### Work instructions
Transcribe the records below exactly.

### Information given
————————
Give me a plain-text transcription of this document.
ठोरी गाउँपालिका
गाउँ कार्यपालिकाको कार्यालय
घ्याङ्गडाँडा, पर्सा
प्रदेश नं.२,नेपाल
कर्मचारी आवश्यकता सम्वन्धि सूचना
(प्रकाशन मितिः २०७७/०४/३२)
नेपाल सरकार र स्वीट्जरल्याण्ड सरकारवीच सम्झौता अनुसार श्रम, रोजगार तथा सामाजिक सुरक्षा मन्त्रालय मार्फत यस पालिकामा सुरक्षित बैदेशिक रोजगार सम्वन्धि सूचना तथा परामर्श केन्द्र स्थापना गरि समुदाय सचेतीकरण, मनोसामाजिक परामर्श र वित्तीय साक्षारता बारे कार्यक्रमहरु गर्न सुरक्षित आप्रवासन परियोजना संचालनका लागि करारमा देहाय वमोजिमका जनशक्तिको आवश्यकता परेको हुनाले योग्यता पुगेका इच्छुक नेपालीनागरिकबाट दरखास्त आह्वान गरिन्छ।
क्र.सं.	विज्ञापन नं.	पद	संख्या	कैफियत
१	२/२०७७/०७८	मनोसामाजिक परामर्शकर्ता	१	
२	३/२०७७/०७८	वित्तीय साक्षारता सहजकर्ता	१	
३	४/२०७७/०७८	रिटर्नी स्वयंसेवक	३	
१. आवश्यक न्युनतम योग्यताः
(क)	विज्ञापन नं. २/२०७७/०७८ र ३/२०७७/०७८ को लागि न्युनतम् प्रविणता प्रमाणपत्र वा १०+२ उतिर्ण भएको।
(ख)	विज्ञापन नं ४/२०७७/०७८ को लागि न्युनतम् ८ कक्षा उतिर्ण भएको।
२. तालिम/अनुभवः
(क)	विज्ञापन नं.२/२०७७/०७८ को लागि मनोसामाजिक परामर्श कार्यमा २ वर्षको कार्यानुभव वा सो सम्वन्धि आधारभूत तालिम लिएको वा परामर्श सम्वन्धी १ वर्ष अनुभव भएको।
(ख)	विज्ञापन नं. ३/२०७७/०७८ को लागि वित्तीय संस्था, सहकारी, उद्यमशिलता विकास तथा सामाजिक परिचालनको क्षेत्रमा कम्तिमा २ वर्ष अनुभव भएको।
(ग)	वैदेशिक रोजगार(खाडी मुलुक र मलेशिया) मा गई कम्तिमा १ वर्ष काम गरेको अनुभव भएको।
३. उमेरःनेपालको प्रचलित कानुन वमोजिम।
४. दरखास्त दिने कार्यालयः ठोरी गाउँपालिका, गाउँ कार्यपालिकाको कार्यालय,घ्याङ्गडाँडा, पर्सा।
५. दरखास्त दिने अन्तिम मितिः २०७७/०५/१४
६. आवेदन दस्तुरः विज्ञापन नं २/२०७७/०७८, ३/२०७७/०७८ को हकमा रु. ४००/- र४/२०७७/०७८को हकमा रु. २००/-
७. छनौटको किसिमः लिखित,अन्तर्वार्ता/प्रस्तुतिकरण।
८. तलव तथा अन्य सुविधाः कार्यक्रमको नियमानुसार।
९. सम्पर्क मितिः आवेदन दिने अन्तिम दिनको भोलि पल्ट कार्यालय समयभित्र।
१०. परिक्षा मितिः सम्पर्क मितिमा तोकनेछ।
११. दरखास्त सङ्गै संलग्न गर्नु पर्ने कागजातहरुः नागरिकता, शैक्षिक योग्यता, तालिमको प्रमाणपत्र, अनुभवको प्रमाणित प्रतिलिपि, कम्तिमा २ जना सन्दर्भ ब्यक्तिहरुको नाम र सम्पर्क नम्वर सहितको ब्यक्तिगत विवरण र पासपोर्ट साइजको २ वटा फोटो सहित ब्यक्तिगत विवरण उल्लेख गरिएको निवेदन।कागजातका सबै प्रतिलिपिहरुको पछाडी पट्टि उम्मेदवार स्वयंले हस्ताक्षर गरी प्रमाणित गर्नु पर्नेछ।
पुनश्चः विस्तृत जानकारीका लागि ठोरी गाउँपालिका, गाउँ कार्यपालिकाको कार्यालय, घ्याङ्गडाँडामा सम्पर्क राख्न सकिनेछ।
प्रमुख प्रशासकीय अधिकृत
————————
### Written solution
Give me a plain-text transcription of this document.
ठोरी गाउँपालिका
गाउँ कार्यपालिकाको कार्यालय
घ्याङ्गडाँडा, पर्सा
प्रदेश नं.२,नेपाल
कर्मचारी आवश्यकता सम्वन्धि सूचना
(प्रकाशन मितिः २०७७/०४/३२)
नेपाल सरकार र स्वीट्जरल्याण्ड सरकारवीच सम्झौता अनुसार श्रम, रोजगार तथा सामाजिक सुरक्षा मन्त्रालय मार्फत यस पालिकामा सुरक्षित बैदेशिक रोजगार सम्वन्धि सूचना तथा परामर्श केन्द्र स्थापना गरि समुदाय सचेतीकरण, मनोसामाजिक परामर्श र वित्तीय साक्षारता बारे कार्यक्रमहरु गर्न सुरक्षित आप्रवासन परियोजना संचालनका लागि करारमा देहाय वमोजिमका जनशक्तिको आवश्यकता परेको हुनाले योग्यता पुगेका इच्छुक नेपालीनागरिकबाट दरखास्त आह्वान गरिन्छ।
क्र.सं.	विज्ञापन नं.	पद	संख्या	कैफियत
१	२/२०७७/०७८	मनोसामाजिक परामर्शकर्ता	१	
२	३/२०७७/०७८	वित्तीय साक्षारता सहजकर्ता	१	
३	४/२०७७/०७८	रिटर्नी स्वयंसेवक	३	
१. आवश्यक न्युनतम योग्यताः
(क)	विज्ञापन नं. २/२०७७/०७८ र ३/२०७७/०७८ को लागि न्युनतम् प्रविणता प्रमाणपत्र वा १०+२ उतिर्ण भएको।
(ख)	विज्ञापन नं ४/२०७७/०७८ को लागि न्युनतम् ८ कक्षा उतिर्ण भएको।
२. तालिम/अनुभवः
(क)	विज्ञापन नं.२/२०७७/०७८ को लागि मनोसामाजिक परामर्श कार्यमा २ वर्षको कार्यानुभव वा सो सम्वन्धि आधारभूत तालिम लिएको वा परामर्श सम्वन्धी १ वर्ष अनुभव भएको।
(ख)	विज्ञापन नं. ३/२०७७/०७८ को लागि वित्तीय संस्था, सहकारी, उद्यमशिलता विकास तथा सामाजिक परिचालनको क्षेत्रमा कम्तिमा २ वर्ष अनुभव भएको।
(ग)	वैदेशिक रोजगार(खाडी मुलुक र मलेशिया) मा गई कम्तिमा १ वर्ष काम गरेको अनुभव भएको।
३. उमेरःनेपालको प्रचलित कानुन वमोजिम।
४. दरखास्त दिने कार्यालयः ठोरी गाउँपालिका, गाउँ कार्यपालिकाको कार्यालय,घ्याङ्गडाँडा, पर्सा।
५. दरखास्त दिने अन्तिम मितिः २०७७/०५/१४
६. आवेदन दस्तुरः विज्ञापन नं २/२०७७/०७८, ३/२०७७/०७८ को हकमा रु. ४००/- र४/२०७७/०७८को हकमा रु. २००/-
७. छनौटको किसिमः लिखित,अन्तर्वार्ता/प्रस्तुतिकरण।
८. तलव तथा अन्य सुविधाः कार्यक्रमको नियमानुसार।
९. सम्पर्क मितिः आवेदन दिने अन्तिम दिनको भोलि पल्ट कार्यालय समयभित्र।
१०. परिक्षा मितिः सम्पर्क मितिमा तोकनेछ।
११. दरखास्त सङ्गै संलग्न गर्नु पर्ने कागजातहरुः नागरिकता, शैक्षिक योग्यता, तालिमको प्रमाणपत्र, अनुभवको प्रमाणित प्रतिलिपि, कम्तिमा २ जना सन्दर्भ ब्यक्तिहरुको नाम र सम्पर्क नम्वर सहितको ब्यक्तिगत विवरण र पासपोर्ट साइजको २ वटा फोटो सहित ब्यक्तिगत विवरण उल्लेख गरिएको निवेदन।कागजातका सबै प्रतिलिपिहरुको पछाडी पट्टि उम्मेदवार स्वयंले हस्ताक्षर गरी प्रमाणित गर्नु पर्नेछ।
पुनश्चः विस्तृत जानकारीका लागि ठोरी गाउँपालिका, गाउँ कार्यपालिकाको कार्यालय, घ्याङ्गडाँडामा सम्पर्क राख्न सकिनेछ।
प्रमुख प्रशासकीय अधिकृत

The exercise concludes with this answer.